### Aim of the task
The entries below need to be written out exactly, with no pictures included.

### Entries shown
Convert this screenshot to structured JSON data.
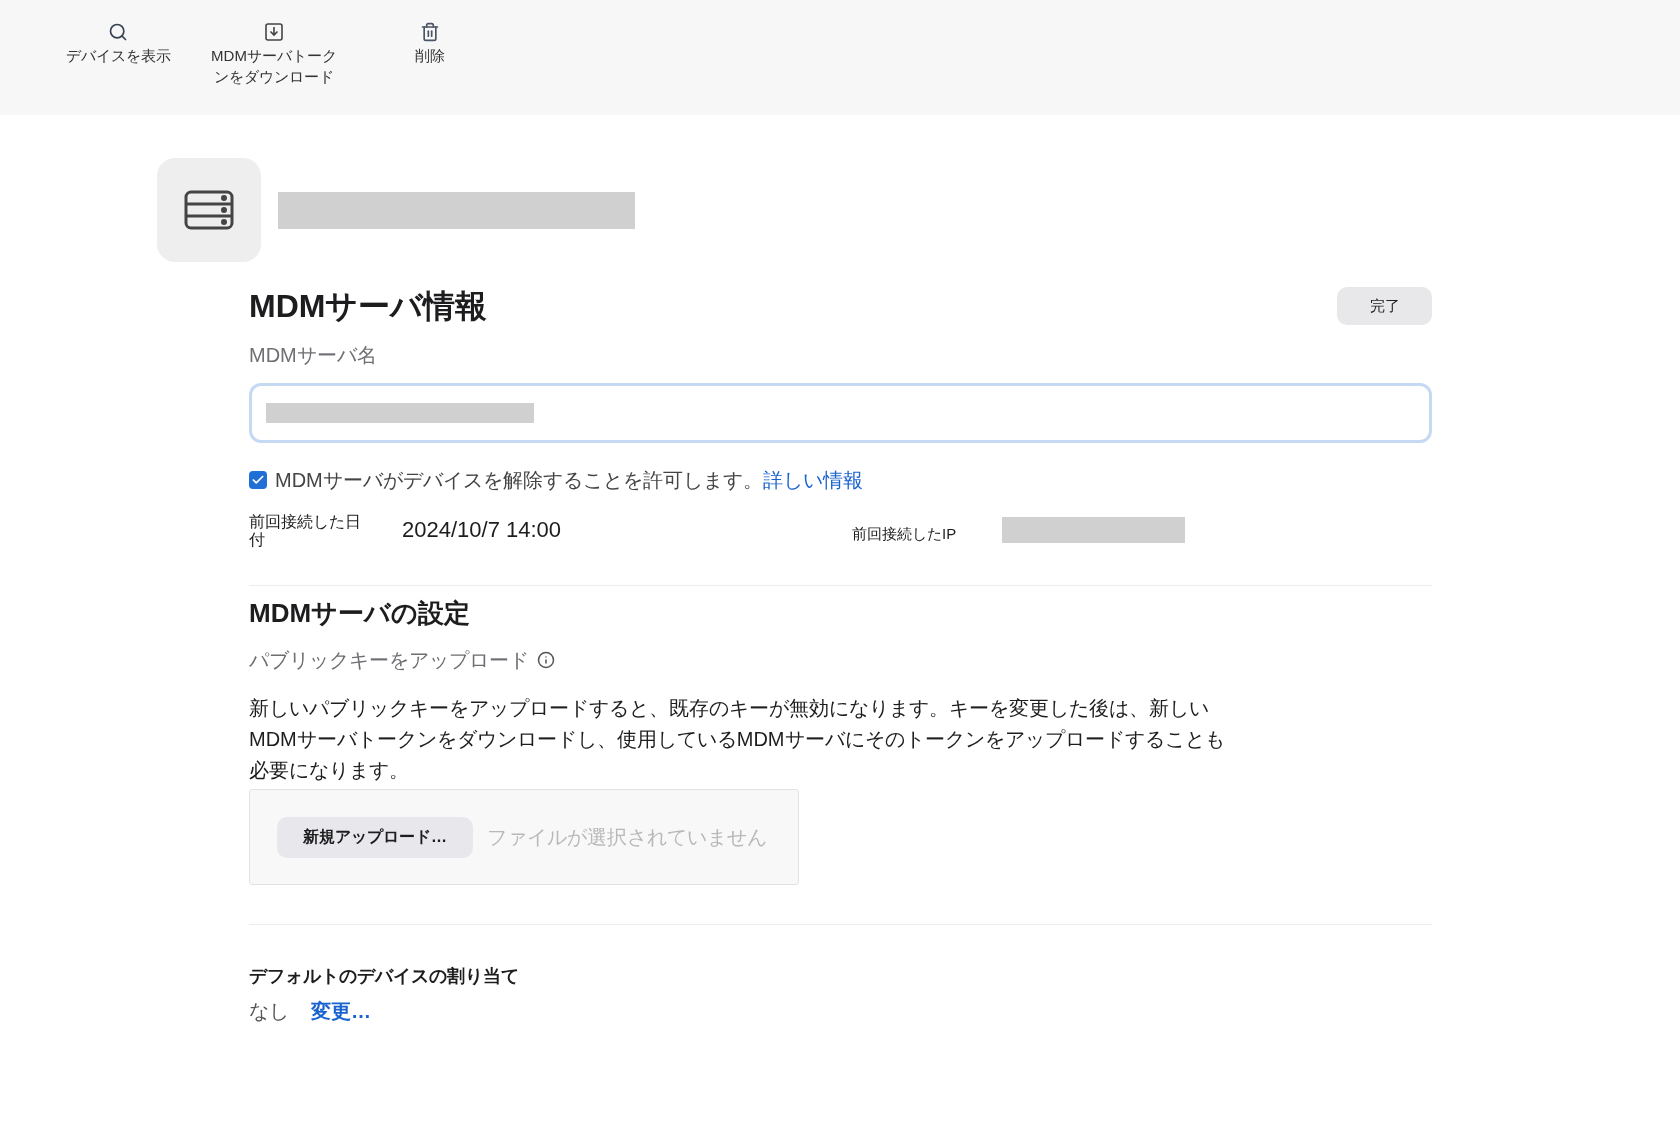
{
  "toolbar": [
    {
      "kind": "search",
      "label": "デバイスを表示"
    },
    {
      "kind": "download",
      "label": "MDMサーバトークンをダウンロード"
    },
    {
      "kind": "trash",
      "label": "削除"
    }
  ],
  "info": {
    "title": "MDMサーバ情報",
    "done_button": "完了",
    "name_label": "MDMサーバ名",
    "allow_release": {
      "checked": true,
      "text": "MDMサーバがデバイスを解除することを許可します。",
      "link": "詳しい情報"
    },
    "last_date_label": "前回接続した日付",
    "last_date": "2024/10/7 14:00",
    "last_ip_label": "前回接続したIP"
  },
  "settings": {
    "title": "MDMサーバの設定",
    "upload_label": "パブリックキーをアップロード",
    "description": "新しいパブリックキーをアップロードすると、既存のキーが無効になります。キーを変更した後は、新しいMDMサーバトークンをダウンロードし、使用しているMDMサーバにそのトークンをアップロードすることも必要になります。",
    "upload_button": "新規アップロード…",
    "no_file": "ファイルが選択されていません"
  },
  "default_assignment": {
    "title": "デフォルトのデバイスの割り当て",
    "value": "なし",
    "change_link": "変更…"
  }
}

### Worked solution
Convert this screenshot to structured JSON data.
{
  "toolbar": [
    {
      "kind": "search",
      "label": "デバイスを表示"
    },
    {
      "kind": "download",
      "label": "MDMサーバトークンをダウンロード"
    },
    {
      "kind": "trash",
      "label": "削除"
    }
  ],
  "info": {
    "title": "MDMサーバ情報",
    "done_button": "完了",
    "name_label": "MDMサーバ名",
    "allow_release": {
      "checked": true,
      "text": "MDMサーバがデバイスを解除することを許可します。",
      "link": "詳しい情報"
    },
    "last_date_label": "前回接続した日付",
    "last_date": "2024/10/7 14:00",
    "last_ip_label": "前回接続したIP"
  },
  "settings": {
    "title": "MDMサーバの設定",
    "upload_label": "パブリックキーをアップロード",
    "description": "新しいパブリックキーをアップロードすると、既存のキーが無効になります。キーを変更した後は、新しいMDMサーバトークンをダウンロードし、使用しているMDMサーバにそのトークンをアップロードすることも必要になります。",
    "upload_button": "新規アップロード…",
    "no_file": "ファイルが選択されていません"
  },
  "default_assignment": {
    "title": "デフォルトのデバイスの割り当て",
    "value": "なし",
    "change_link": "変更…"
  }
}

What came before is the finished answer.